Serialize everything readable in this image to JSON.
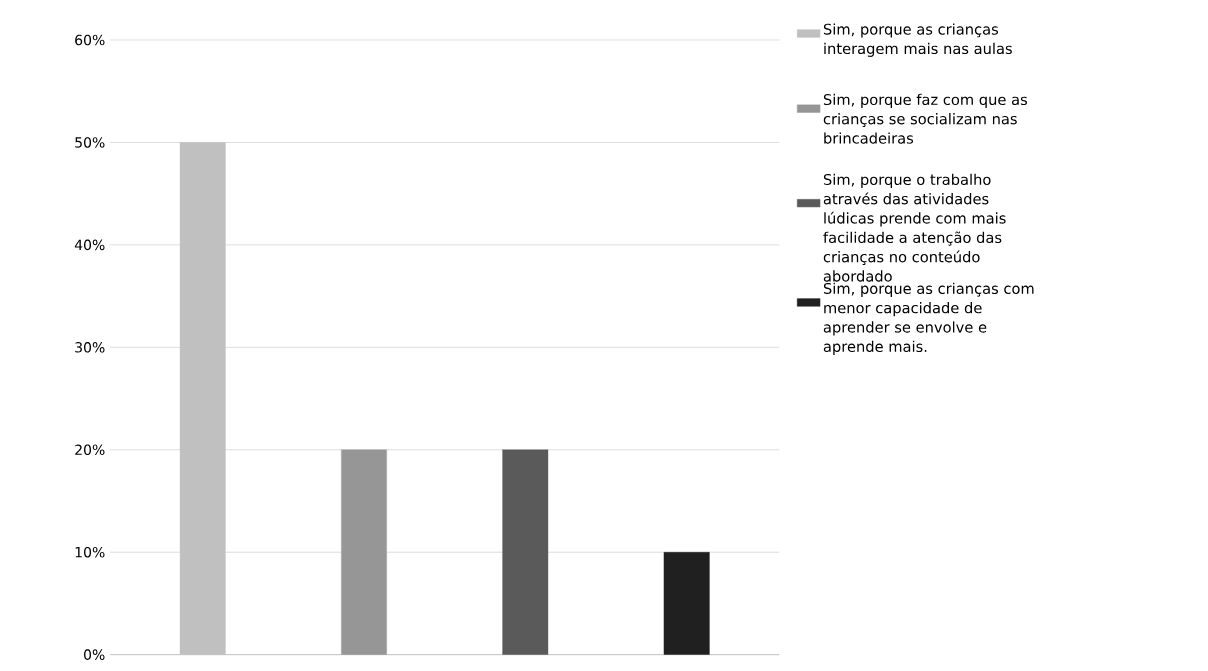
{
  "chart_data": {
    "type": "bar",
    "categories": [
      null
    ],
    "series": [
      {
        "name": "Sim, porque as crianças interagem mais nas aulas",
        "color": "#c0c0c0",
        "values": [
          50
        ]
      },
      {
        "name": "Sim, porque faz com que as crianças se socializam nas brincadeiras",
        "color": "#969696",
        "values": [
          20
        ]
      },
      {
        "name": "Sim, porque o trabalho através das atividades lúdicas prende com mais facilidade a atenção das crianças no conteúdo abordado",
        "color": "#5a5a5a",
        "values": [
          20
        ]
      },
      {
        "name": "Sim, porque as crianças com menor capacidade de aprender se envolve e aprende mais.",
        "color": "#202020",
        "values": [
          10
        ]
      }
    ],
    "ylim": [
      0,
      60
    ],
    "yticks": [
      {
        "value": 0,
        "label": "0%"
      },
      {
        "value": 10,
        "label": "10%"
      },
      {
        "value": 20,
        "label": "20%"
      },
      {
        "value": 30,
        "label": "30%"
      },
      {
        "value": 40,
        "label": "40%"
      },
      {
        "value": 50,
        "label": "50%"
      },
      {
        "value": 60,
        "label": "60%"
      }
    ],
    "grid": "y",
    "legend": "right",
    "tick_labels": "y"
  }
}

____

-- YOUR INSTRUCTIONS --
Going through the entries above line by line, work out how many lines include the word "porque". Only the number is required.

-- COMPLETED TASK --
4